* start Material *

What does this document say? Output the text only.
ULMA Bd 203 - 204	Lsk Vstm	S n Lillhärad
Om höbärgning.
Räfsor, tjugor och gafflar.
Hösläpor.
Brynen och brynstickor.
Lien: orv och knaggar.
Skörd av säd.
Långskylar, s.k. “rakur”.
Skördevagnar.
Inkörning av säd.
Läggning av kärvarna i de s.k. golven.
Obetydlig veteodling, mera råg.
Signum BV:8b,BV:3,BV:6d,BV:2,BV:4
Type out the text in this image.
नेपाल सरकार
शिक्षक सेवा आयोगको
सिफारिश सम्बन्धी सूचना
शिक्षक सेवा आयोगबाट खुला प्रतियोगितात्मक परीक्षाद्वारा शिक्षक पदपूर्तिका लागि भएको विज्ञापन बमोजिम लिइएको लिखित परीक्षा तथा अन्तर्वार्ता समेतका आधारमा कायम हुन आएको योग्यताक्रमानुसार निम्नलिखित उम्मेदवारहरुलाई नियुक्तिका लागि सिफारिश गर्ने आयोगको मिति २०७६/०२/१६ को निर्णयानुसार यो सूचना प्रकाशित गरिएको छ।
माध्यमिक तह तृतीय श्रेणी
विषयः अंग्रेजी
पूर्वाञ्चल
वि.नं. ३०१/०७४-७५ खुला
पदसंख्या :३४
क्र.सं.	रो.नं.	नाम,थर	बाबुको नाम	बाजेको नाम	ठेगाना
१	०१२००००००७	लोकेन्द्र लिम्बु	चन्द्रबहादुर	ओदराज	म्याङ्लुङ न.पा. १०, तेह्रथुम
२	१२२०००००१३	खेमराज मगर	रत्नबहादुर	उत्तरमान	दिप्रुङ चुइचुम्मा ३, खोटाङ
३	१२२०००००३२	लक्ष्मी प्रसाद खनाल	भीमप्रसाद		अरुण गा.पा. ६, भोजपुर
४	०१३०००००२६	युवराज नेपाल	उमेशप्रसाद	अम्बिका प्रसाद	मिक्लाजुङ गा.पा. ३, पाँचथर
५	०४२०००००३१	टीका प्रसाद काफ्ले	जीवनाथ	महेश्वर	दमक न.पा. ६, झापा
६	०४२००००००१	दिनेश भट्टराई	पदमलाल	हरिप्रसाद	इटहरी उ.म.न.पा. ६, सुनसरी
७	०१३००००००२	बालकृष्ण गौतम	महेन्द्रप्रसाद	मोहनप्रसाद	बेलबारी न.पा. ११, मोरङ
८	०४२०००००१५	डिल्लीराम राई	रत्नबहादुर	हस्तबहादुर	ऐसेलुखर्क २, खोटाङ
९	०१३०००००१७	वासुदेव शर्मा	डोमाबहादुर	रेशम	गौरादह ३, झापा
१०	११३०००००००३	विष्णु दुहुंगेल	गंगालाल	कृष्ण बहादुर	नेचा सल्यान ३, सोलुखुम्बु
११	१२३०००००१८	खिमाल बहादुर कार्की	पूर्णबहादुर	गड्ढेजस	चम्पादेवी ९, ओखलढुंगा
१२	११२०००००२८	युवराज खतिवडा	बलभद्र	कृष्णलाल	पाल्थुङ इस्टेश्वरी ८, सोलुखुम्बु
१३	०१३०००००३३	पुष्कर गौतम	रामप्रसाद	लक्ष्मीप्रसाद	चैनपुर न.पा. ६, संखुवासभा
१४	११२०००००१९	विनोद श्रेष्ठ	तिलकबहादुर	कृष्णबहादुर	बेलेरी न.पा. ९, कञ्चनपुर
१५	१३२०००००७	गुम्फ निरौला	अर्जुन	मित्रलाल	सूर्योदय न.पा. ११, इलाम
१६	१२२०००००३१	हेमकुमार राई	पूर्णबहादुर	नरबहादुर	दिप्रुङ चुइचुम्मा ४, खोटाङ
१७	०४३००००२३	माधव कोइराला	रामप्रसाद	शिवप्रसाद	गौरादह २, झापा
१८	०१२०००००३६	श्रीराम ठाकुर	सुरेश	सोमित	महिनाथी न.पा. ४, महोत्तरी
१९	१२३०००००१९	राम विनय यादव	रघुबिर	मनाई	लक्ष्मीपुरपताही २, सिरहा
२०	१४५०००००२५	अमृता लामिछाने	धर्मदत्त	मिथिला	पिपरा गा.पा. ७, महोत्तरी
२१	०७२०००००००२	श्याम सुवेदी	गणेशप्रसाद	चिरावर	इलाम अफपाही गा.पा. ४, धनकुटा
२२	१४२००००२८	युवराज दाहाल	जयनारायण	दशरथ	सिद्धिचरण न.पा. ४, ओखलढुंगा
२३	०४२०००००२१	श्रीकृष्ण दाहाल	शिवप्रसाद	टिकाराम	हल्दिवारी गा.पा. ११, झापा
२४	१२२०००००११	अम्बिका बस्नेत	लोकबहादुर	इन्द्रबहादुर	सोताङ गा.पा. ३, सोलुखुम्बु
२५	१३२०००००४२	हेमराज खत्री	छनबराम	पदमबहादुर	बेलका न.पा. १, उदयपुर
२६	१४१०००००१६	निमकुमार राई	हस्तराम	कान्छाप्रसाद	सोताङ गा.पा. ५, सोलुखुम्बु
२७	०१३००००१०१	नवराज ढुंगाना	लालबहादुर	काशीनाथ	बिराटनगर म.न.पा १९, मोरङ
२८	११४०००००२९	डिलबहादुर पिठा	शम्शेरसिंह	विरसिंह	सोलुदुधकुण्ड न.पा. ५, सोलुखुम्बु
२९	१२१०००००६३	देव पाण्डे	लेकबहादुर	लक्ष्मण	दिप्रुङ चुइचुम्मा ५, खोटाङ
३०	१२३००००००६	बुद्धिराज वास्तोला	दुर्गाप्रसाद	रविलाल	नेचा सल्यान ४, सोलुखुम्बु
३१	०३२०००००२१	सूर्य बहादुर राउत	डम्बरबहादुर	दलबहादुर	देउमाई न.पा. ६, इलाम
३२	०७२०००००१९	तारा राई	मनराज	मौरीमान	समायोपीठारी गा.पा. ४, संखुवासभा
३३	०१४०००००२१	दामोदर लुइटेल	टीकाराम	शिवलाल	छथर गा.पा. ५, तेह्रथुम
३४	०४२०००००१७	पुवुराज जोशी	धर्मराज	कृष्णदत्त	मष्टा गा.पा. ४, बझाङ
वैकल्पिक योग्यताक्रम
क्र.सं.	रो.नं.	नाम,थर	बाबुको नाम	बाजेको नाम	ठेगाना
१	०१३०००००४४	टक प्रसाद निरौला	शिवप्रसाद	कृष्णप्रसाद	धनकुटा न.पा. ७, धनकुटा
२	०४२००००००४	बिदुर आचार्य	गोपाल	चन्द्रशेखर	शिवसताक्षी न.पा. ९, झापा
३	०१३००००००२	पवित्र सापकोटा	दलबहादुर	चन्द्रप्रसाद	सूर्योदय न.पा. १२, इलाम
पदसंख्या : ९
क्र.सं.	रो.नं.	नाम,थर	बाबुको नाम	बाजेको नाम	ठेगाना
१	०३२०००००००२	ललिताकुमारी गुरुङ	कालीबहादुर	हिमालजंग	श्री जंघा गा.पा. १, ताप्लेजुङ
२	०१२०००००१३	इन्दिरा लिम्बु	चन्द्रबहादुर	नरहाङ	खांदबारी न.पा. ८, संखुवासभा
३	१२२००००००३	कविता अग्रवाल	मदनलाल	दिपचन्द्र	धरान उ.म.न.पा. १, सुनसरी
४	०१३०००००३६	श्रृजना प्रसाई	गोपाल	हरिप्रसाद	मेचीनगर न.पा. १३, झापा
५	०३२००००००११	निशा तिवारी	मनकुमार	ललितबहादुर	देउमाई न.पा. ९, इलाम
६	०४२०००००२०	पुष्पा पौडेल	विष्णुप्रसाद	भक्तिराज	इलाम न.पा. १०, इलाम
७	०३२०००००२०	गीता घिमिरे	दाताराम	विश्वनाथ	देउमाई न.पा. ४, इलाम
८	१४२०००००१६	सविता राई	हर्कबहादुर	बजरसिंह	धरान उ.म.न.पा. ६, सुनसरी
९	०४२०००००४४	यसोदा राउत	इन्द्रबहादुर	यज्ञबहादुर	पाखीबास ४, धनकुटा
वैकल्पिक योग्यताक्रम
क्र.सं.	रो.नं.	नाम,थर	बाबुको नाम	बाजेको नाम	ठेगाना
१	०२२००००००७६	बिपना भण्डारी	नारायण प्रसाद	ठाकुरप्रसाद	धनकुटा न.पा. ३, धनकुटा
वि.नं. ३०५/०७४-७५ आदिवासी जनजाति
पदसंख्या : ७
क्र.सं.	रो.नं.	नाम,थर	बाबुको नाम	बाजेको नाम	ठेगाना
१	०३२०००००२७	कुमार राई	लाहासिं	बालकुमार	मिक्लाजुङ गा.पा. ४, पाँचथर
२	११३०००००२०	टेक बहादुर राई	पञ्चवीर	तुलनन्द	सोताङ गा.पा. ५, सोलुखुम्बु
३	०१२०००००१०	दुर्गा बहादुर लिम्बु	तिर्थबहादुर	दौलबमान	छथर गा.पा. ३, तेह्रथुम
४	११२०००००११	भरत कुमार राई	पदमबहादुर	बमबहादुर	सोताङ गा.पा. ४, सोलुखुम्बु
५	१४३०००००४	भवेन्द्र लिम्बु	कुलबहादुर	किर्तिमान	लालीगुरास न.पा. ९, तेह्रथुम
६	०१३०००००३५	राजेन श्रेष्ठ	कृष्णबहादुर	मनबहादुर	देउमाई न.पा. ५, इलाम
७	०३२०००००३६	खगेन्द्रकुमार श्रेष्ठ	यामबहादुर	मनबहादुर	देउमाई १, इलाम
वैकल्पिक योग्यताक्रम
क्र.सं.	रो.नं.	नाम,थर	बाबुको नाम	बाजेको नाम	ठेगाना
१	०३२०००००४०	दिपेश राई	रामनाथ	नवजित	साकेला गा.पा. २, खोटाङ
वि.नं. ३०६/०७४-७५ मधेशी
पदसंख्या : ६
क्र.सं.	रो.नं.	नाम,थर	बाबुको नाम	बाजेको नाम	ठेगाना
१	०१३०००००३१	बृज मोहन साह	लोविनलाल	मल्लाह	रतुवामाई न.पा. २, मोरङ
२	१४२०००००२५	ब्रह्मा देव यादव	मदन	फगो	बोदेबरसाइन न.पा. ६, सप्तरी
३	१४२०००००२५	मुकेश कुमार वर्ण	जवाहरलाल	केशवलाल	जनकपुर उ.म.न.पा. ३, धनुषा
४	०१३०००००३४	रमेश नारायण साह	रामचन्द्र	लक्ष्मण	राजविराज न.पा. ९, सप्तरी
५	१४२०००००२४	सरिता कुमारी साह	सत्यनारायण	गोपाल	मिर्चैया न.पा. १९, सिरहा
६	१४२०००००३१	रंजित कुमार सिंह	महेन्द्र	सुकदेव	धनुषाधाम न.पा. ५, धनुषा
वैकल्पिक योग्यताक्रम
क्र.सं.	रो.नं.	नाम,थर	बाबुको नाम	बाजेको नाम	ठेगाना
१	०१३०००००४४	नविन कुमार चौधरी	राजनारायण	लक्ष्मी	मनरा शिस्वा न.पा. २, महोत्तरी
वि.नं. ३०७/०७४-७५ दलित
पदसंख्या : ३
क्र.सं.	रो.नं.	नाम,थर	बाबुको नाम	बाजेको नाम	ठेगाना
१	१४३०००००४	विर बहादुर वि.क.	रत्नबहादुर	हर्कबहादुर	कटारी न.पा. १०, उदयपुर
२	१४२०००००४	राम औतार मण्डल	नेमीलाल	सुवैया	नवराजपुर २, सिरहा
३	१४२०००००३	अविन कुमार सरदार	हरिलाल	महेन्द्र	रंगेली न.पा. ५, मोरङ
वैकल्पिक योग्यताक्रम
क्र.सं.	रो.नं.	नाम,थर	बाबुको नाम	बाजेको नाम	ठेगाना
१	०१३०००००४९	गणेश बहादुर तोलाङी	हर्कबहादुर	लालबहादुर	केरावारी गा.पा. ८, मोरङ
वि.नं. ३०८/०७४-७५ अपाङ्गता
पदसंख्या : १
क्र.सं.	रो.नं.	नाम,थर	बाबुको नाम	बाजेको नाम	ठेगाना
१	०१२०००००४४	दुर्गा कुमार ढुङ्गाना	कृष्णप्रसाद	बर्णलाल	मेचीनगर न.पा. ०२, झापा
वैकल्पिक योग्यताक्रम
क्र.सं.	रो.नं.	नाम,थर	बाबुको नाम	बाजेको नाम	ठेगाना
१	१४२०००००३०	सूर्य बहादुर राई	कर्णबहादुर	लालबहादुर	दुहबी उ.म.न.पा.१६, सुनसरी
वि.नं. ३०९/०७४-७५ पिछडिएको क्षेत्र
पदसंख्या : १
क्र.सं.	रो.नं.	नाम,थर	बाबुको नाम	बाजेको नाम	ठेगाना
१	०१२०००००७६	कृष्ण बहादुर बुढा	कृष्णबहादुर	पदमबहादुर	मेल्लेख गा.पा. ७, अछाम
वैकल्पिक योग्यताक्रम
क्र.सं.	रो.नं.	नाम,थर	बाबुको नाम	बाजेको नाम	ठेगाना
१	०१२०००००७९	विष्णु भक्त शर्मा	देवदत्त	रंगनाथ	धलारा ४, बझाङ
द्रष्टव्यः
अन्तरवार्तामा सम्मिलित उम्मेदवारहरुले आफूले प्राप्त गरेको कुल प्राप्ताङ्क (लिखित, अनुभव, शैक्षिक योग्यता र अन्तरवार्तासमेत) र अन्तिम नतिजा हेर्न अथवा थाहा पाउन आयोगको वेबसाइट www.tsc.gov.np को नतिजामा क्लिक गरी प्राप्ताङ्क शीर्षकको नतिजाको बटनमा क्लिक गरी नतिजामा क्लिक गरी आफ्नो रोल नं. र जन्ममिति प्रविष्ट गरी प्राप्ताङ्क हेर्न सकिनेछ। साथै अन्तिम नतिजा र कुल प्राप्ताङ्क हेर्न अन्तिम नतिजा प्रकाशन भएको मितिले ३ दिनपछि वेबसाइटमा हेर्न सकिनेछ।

* end Material *

* _Task details_:
The word "text" may occur in lines of the records. Report how many such lines there are, giving only the number.

* _Solved problem_:
2